=== Written request ===
Pictures do not belong in the copy. Write out exactly the lines from the one containing "OCR this image." through the end of the data.

----

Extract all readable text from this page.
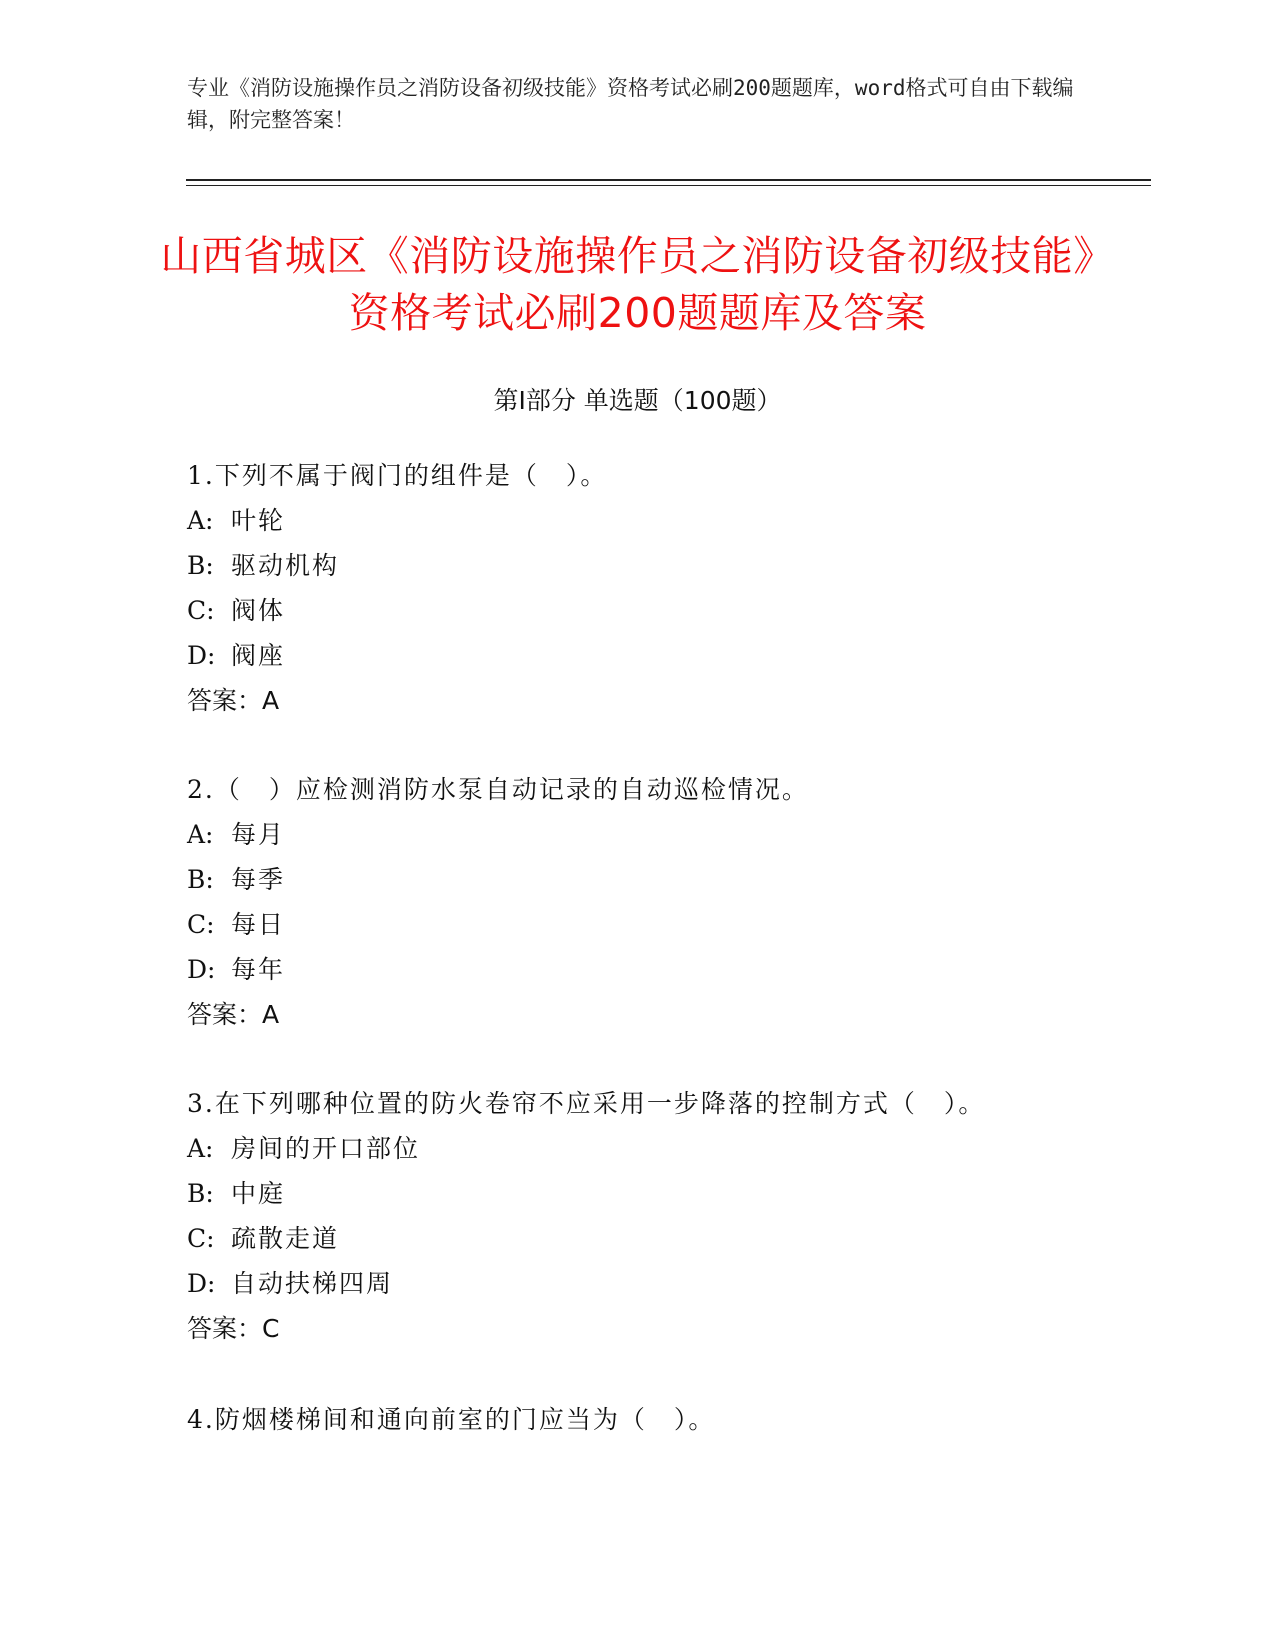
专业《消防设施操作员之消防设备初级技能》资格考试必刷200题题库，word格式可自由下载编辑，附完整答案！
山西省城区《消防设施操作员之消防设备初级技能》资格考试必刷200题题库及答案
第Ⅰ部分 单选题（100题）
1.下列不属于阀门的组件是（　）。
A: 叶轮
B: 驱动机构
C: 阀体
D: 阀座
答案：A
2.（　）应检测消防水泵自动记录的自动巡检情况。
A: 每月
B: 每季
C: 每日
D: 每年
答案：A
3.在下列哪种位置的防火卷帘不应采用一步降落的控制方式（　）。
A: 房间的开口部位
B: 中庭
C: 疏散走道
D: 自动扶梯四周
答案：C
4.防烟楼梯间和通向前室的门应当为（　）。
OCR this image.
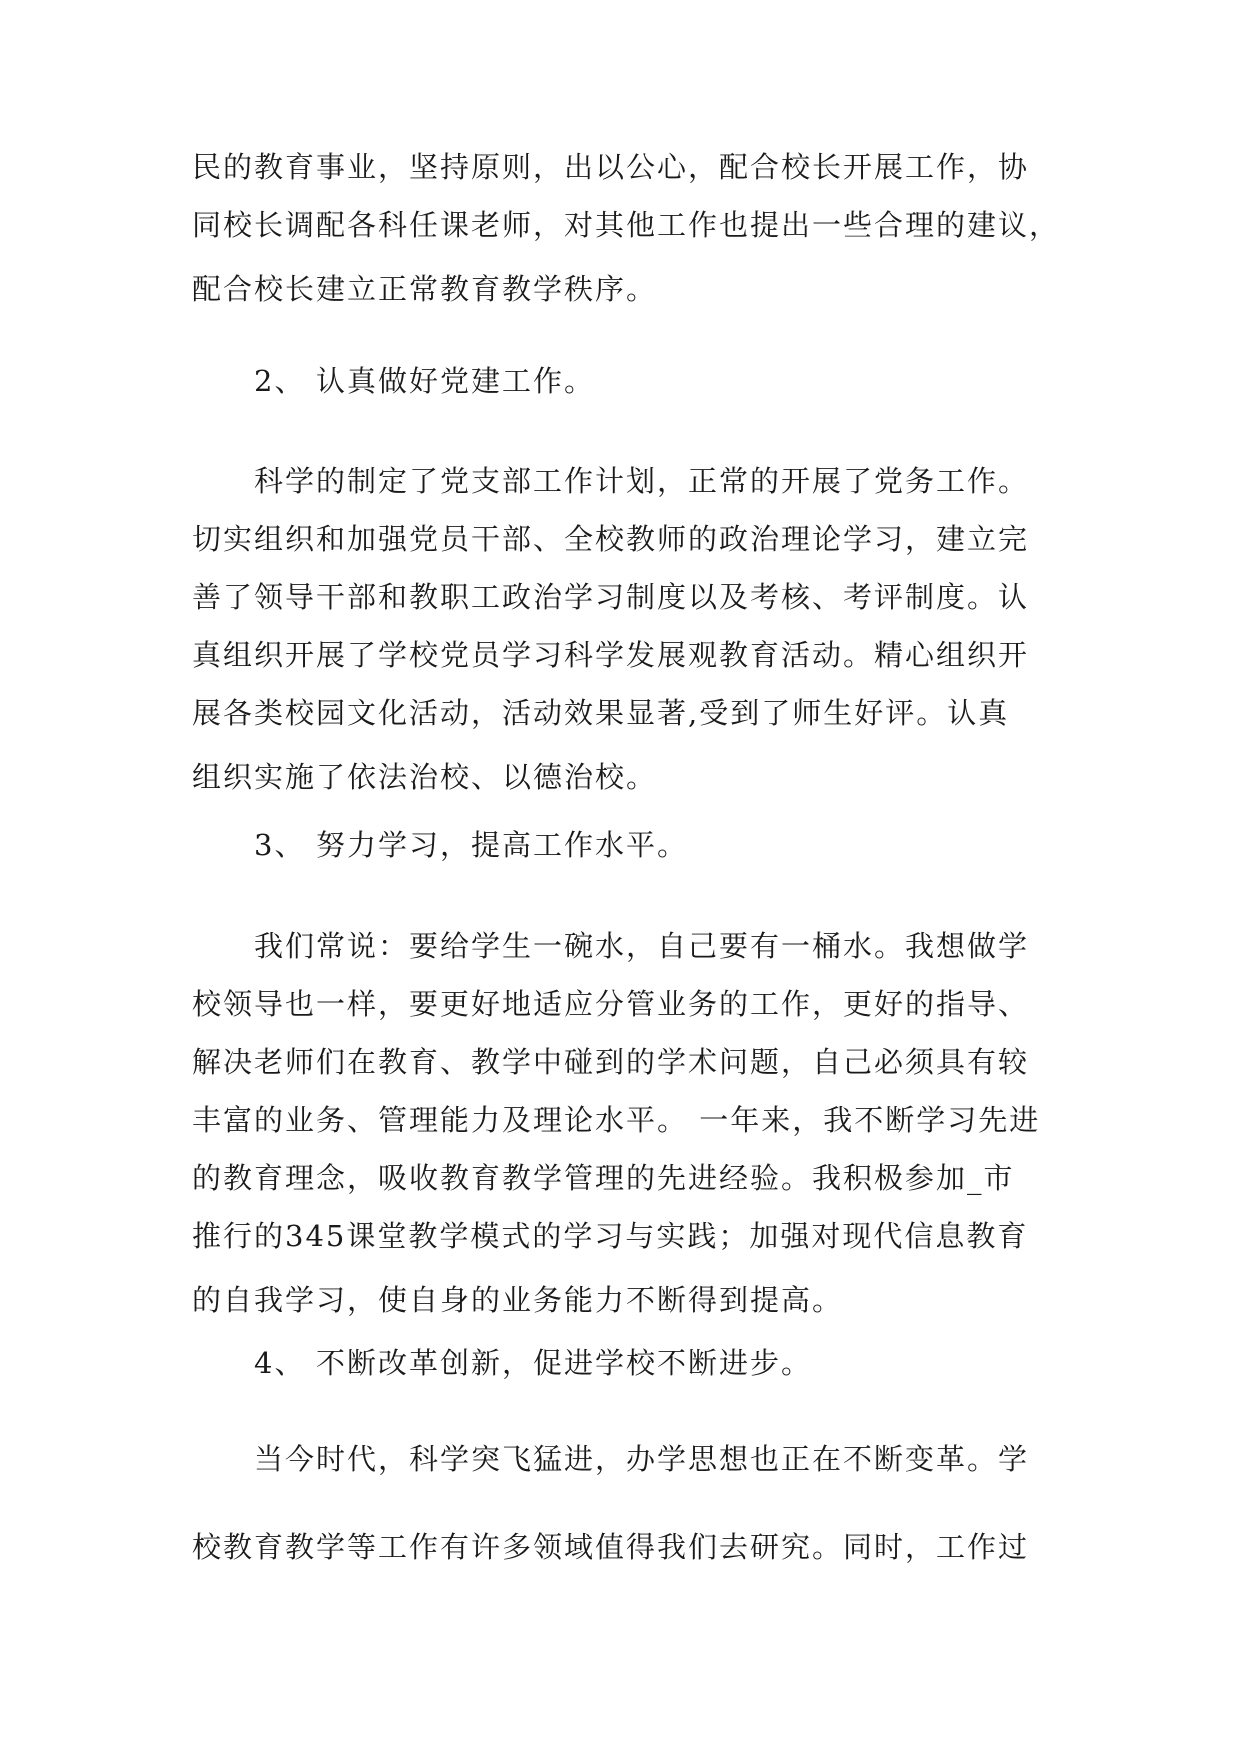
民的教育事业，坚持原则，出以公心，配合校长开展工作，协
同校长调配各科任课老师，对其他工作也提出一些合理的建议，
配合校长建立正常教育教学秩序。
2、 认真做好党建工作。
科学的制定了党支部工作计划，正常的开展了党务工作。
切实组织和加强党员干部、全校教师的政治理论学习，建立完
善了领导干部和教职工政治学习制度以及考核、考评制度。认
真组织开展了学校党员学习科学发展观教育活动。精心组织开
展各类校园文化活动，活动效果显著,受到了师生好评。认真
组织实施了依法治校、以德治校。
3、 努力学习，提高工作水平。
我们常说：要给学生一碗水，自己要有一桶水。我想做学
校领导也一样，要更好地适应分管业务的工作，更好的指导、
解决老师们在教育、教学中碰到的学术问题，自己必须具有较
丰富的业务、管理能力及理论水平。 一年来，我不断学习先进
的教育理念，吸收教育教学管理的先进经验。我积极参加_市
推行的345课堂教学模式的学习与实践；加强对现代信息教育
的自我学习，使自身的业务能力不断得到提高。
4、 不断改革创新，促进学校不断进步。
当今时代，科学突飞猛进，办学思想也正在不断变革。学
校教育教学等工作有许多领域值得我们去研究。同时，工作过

----

=== The answer ===
OCR this image.
民的教育事业，坚持原则，出以公心，配合校长开展工作，协
同校长调配各科任课老师，对其他工作也提出一些合理的建议，
配合校长建立正常教育教学秩序。
2、 认真做好党建工作。
科学的制定了党支部工作计划，正常的开展了党务工作。
切实组织和加强党员干部、全校教师的政治理论学习，建立完
善了领导干部和教职工政治学习制度以及考核、考评制度。认
真组织开展了学校党员学习科学发展观教育活动。精心组织开
展各类校园文化活动，活动效果显著,受到了师生好评。认真
组织实施了依法治校、以德治校。
3、 努力学习，提高工作水平。
我们常说：要给学生一碗水，自己要有一桶水。我想做学
校领导也一样，要更好地适应分管业务的工作，更好的指导、
解决老师们在教育、教学中碰到的学术问题，自己必须具有较
丰富的业务、管理能力及理论水平。 一年来，我不断学习先进
的教育理念，吸收教育教学管理的先进经验。我积极参加_市
推行的345课堂教学模式的学习与实践；加强对现代信息教育
的自我学习，使自身的业务能力不断得到提高。
4、 不断改革创新，促进学校不断进步。
当今时代，科学突飞猛进，办学思想也正在不断变革。学
校教育教学等工作有许多领域值得我们去研究。同时，工作过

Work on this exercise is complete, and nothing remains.